▶ **Set task**
Can you output the material exactly as written, minus any pictures it holds?

# start of Supplied records

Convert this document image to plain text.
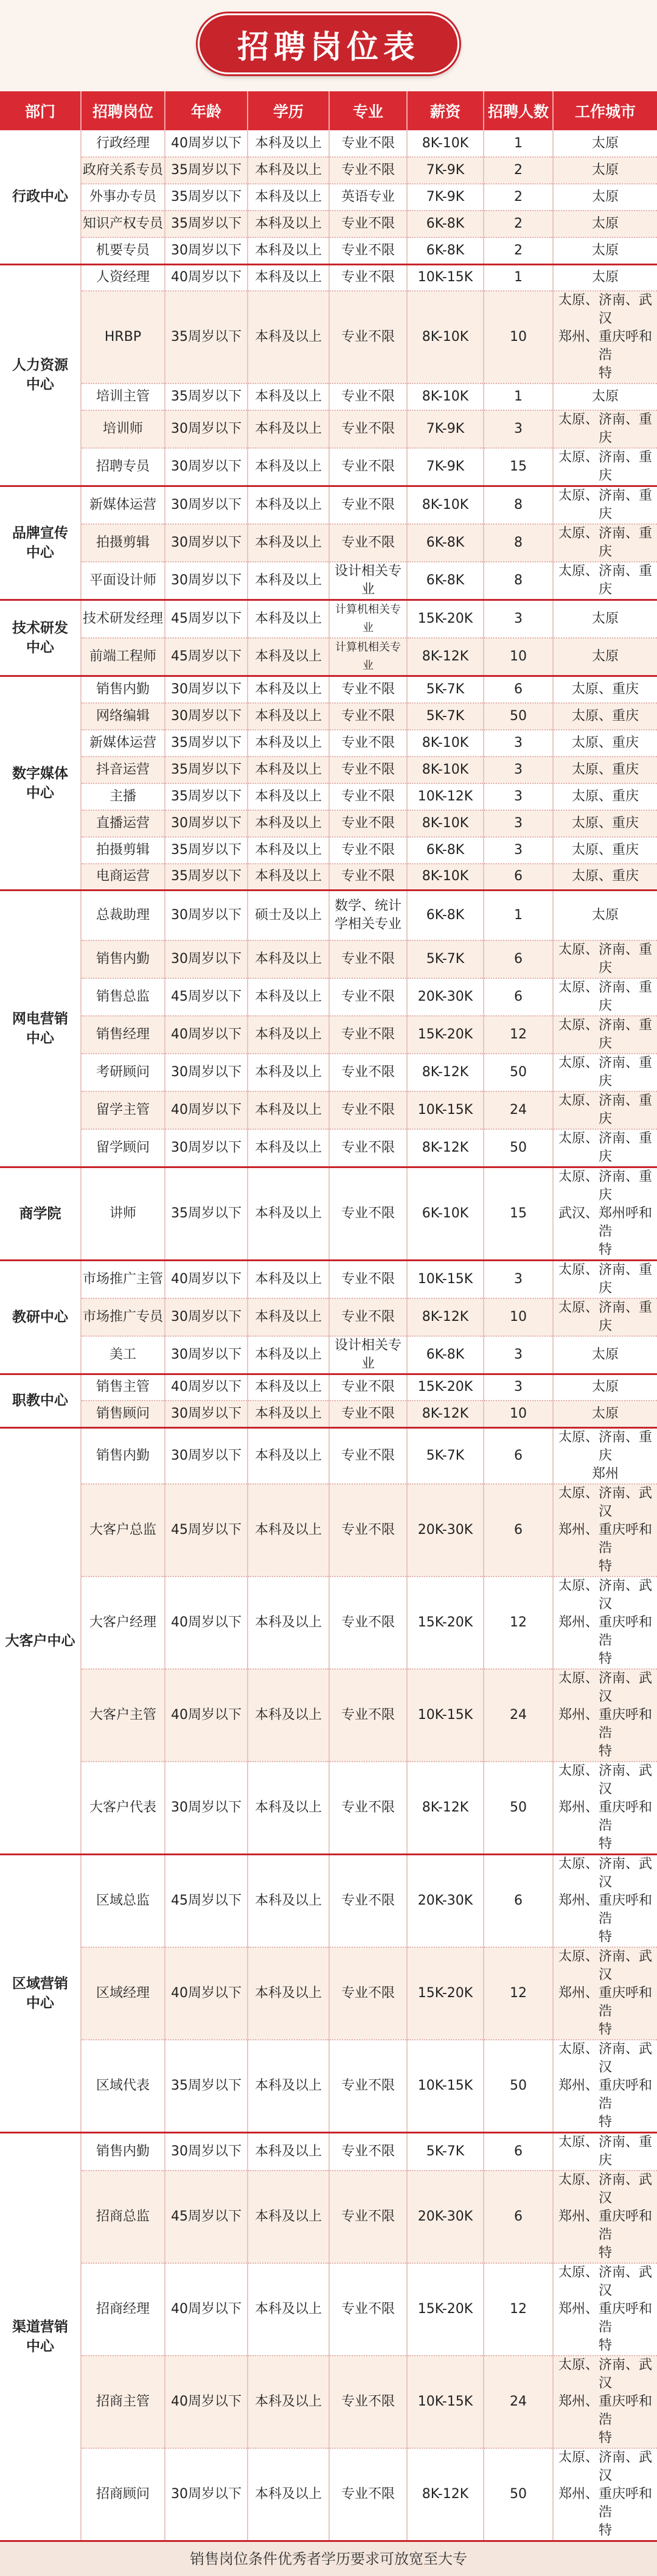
招聘岗位表
部门	招聘岗位	年龄	学历	专业	薪资	招聘人数	工作城市
行政中心	行政经理	40周岁以下	本科及以上	专业不限	8K-10K	1	太原
	政府关系专员	35周岁以下	本科及以上	专业不限	7K-9K	2	太原
	外事办专员	35周岁以下	本科及以上	英语专业	7K-9K	2	太原
	知识产权专员	35周岁以下	本科及以上	专业不限	6K-8K	2	太原
	机要专员	30周岁以下	本科及以上	专业不限	6K-8K	2	太原
人力资源
中心	人资经理	40周岁以下	本科及以上	专业不限	10K-15K	1	太原
	HRBP	35周岁以下	本科及以上	专业不限	8K-10K	10	太原、济南、武汉
郑州、重庆呼和浩
特
	培训主管	35周岁以下	本科及以上	专业不限	8K-10K	1	太原
	培训师	30周岁以下	本科及以上	专业不限	7K-9K	3	太原、济南、重庆
	招聘专员	30周岁以下	本科及以上	专业不限	7K-9K	15	太原、济南、重庆
品牌宣传
中心	新媒体运营	30周岁以下	本科及以上	专业不限	8K-10K	8	太原、济南、重庆
	拍摄剪辑	30周岁以下	本科及以上	专业不限	6K-8K	8	太原、济南、重庆
	平面设计师	30周岁以下	本科及以上	设计相关专业	6K-8K	8	太原、济南、重庆
技术研发
中心	技术研发经理	45周岁以下	本科及以上	计算机相关专业	15K-20K	3	太原
	前端工程师	45周岁以下	本科及以上	计算机相关专业	8K-12K	10	太原
数字媒体
中心	销售内勤	30周岁以下	本科及以上	专业不限	5K-7K	6	太原、重庆
	网络编辑	30周岁以下	本科及以上	专业不限	5K-7K	50	太原、重庆
	新媒体运营	35周岁以下	本科及以上	专业不限	8K-10K	3	太原、重庆
	抖音运营	35周岁以下	本科及以上	专业不限	8K-10K	3	太原、重庆
	主播	35周岁以下	本科及以上	专业不限	10K-12K	3	太原、重庆
	直播运营	30周岁以下	本科及以上	专业不限	8K-10K	3	太原、重庆
	拍摄剪辑	35周岁以下	本科及以上	专业不限	6K-8K	3	太原、重庆
	电商运营	35周岁以下	本科及以上	专业不限	8K-10K	6	太原、重庆
网电营销
中心	总裁助理	30周岁以下	硕士及以上	数学、统计
学相关专业	6K-8K	1	太原
	销售内勤	30周岁以下	本科及以上	专业不限	5K-7K	6	太原、济南、重庆
	销售总监	45周岁以下	本科及以上	专业不限	20K-30K	6	太原、济南、重庆
	销售经理	40周岁以下	本科及以上	专业不限	15K-20K	12	太原、济南、重庆
	考研顾问	30周岁以下	本科及以上	专业不限	8K-12K	50	太原、济南、重庆
	留学主管	40周岁以下	本科及以上	专业不限	10K-15K	24	太原、济南、重庆
	留学顾问	30周岁以下	本科及以上	专业不限	8K-12K	50	太原、济南、重庆
商学院	讲师	35周岁以下	本科及以上	专业不限	6K-10K	15	太原、济南、重庆
武汉、郑州呼和浩
特
教研中心	市场推广主管	40周岁以下	本科及以上	专业不限	10K-15K	3	太原、济南、重庆
	市场推广专员	30周岁以下	本科及以上	专业不限	8K-12K	10	太原、济南、重庆
	美工	30周岁以下	本科及以上	设计相关专业	6K-8K	3	太原
职教中心	销售主管	40周岁以下	本科及以上	专业不限	15K-20K	3	太原
	销售顾问	30周岁以下	本科及以上	专业不限	8K-12K	10	太原
大客户中心	销售内勤	30周岁以下	本科及以上	专业不限	5K-7K	6	太原、济南、重庆
郑州
	大客户总监	45周岁以下	本科及以上	专业不限	20K-30K	6	太原、济南、武汉
郑州、重庆呼和浩
特
	大客户经理	40周岁以下	本科及以上	专业不限	15K-20K	12	太原、济南、武汉
郑州、重庆呼和浩
特
	大客户主管	40周岁以下	本科及以上	专业不限	10K-15K	24	太原、济南、武汉
郑州、重庆呼和浩
特
	大客户代表	30周岁以下	本科及以上	专业不限	8K-12K	50	太原、济南、武汉
郑州、重庆呼和浩
特
区域营销
中心	区域总监	45周岁以下	本科及以上	专业不限	20K-30K	6	太原、济南、武汉
郑州、重庆呼和浩
特
	区域经理	40周岁以下	本科及以上	专业不限	15K-20K	12	太原、济南、武汉
郑州、重庆呼和浩
特
	区域代表	35周岁以下	本科及以上	专业不限	10K-15K	50	太原、济南、武汉
郑州、重庆呼和浩
特
渠道营销
中心	销售内勤	30周岁以下	本科及以上	专业不限	5K-7K	6	太原、济南、重庆
	招商总监	45周岁以下	本科及以上	专业不限	20K-30K	6	太原、济南、武汉
郑州、重庆呼和浩
特
	招商经理	40周岁以下	本科及以上	专业不限	15K-20K	12	太原、济南、武汉
郑州、重庆呼和浩
特
	招商主管	40周岁以下	本科及以上	专业不限	10K-15K	24	太原、济南、武汉
郑州、重庆呼和浩
特
	招商顾问	30周岁以下	本科及以上	专业不限	8K-12K	50	太原、济南、武汉
郑州、重庆呼和浩
特
销售岗位条件优秀者学历要求可放宽至大专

# end of Supplied records

▶ **Result**
Convert this document image to plain text.
招聘岗位表
部门	招聘岗位	年龄	学历	专业	薪资	招聘人数	工作城市
行政中心	行政经理	40周岁以下	本科及以上	专业不限	8K-10K	1	太原
	政府关系专员	35周岁以下	本科及以上	专业不限	7K-9K	2	太原
	外事办专员	35周岁以下	本科及以上	英语专业	7K-9K	2	太原
	知识产权专员	35周岁以下	本科及以上	专业不限	6K-8K	2	太原
	机要专员	30周岁以下	本科及以上	专业不限	6K-8K	2	太原
人力资源
中心	人资经理	40周岁以下	本科及以上	专业不限	10K-15K	1	太原
	HRBP	35周岁以下	本科及以上	专业不限	8K-10K	10	太原、济南、武汉
郑州、重庆呼和浩
特
	培训主管	35周岁以下	本科及以上	专业不限	8K-10K	1	太原
	培训师	30周岁以下	本科及以上	专业不限	7K-9K	3	太原、济南、重庆
	招聘专员	30周岁以下	本科及以上	专业不限	7K-9K	15	太原、济南、重庆
品牌宣传
中心	新媒体运营	30周岁以下	本科及以上	专业不限	8K-10K	8	太原、济南、重庆
	拍摄剪辑	30周岁以下	本科及以上	专业不限	6K-8K	8	太原、济南、重庆
	平面设计师	30周岁以下	本科及以上	设计相关专业	6K-8K	8	太原、济南、重庆
技术研发
中心	技术研发经理	45周岁以下	本科及以上	计算机相关专业	15K-20K	3	太原
	前端工程师	45周岁以下	本科及以上	计算机相关专业	8K-12K	10	太原
数字媒体
中心	销售内勤	30周岁以下	本科及以上	专业不限	5K-7K	6	太原、重庆
	网络编辑	30周岁以下	本科及以上	专业不限	5K-7K	50	太原、重庆
	新媒体运营	35周岁以下	本科及以上	专业不限	8K-10K	3	太原、重庆
	抖音运营	35周岁以下	本科及以上	专业不限	8K-10K	3	太原、重庆
	主播	35周岁以下	本科及以上	专业不限	10K-12K	3	太原、重庆
	直播运营	30周岁以下	本科及以上	专业不限	8K-10K	3	太原、重庆
	拍摄剪辑	35周岁以下	本科及以上	专业不限	6K-8K	3	太原、重庆
	电商运营	35周岁以下	本科及以上	专业不限	8K-10K	6	太原、重庆
网电营销
中心	总裁助理	30周岁以下	硕士及以上	数学、统计
学相关专业	6K-8K	1	太原
	销售内勤	30周岁以下	本科及以上	专业不限	5K-7K	6	太原、济南、重庆
	销售总监	45周岁以下	本科及以上	专业不限	20K-30K	6	太原、济南、重庆
	销售经理	40周岁以下	本科及以上	专业不限	15K-20K	12	太原、济南、重庆
	考研顾问	30周岁以下	本科及以上	专业不限	8K-12K	50	太原、济南、重庆
	留学主管	40周岁以下	本科及以上	专业不限	10K-15K	24	太原、济南、重庆
	留学顾问	30周岁以下	本科及以上	专业不限	8K-12K	50	太原、济南、重庆
商学院	讲师	35周岁以下	本科及以上	专业不限	6K-10K	15	太原、济南、重庆
武汉、郑州呼和浩
特
教研中心	市场推广主管	40周岁以下	本科及以上	专业不限	10K-15K	3	太原、济南、重庆
	市场推广专员	30周岁以下	本科及以上	专业不限	8K-12K	10	太原、济南、重庆
	美工	30周岁以下	本科及以上	设计相关专业	6K-8K	3	太原
职教中心	销售主管	40周岁以下	本科及以上	专业不限	15K-20K	3	太原
	销售顾问	30周岁以下	本科及以上	专业不限	8K-12K	10	太原
大客户中心	销售内勤	30周岁以下	本科及以上	专业不限	5K-7K	6	太原、济南、重庆
郑州
	大客户总监	45周岁以下	本科及以上	专业不限	20K-30K	6	太原、济南、武汉
郑州、重庆呼和浩
特
	大客户经理	40周岁以下	本科及以上	专业不限	15K-20K	12	太原、济南、武汉
郑州、重庆呼和浩
特
	大客户主管	40周岁以下	本科及以上	专业不限	10K-15K	24	太原、济南、武汉
郑州、重庆呼和浩
特
	大客户代表	30周岁以下	本科及以上	专业不限	8K-12K	50	太原、济南、武汉
郑州、重庆呼和浩
特
区域营销
中心	区域总监	45周岁以下	本科及以上	专业不限	20K-30K	6	太原、济南、武汉
郑州、重庆呼和浩
特
	区域经理	40周岁以下	本科及以上	专业不限	15K-20K	12	太原、济南、武汉
郑州、重庆呼和浩
特
	区域代表	35周岁以下	本科及以上	专业不限	10K-15K	50	太原、济南、武汉
郑州、重庆呼和浩
特
渠道营销
中心	销售内勤	30周岁以下	本科及以上	专业不限	5K-7K	6	太原、济南、重庆
	招商总监	45周岁以下	本科及以上	专业不限	20K-30K	6	太原、济南、武汉
郑州、重庆呼和浩
特
	招商经理	40周岁以下	本科及以上	专业不限	15K-20K	12	太原、济南、武汉
郑州、重庆呼和浩
特
	招商主管	40周岁以下	本科及以上	专业不限	10K-15K	24	太原、济南、武汉
郑州、重庆呼和浩
特
	招商顾问	30周岁以下	本科及以上	专业不限	8K-12K	50	太原、济南、武汉
郑州、重庆呼和浩
特
销售岗位条件优秀者学历要求可放宽至大专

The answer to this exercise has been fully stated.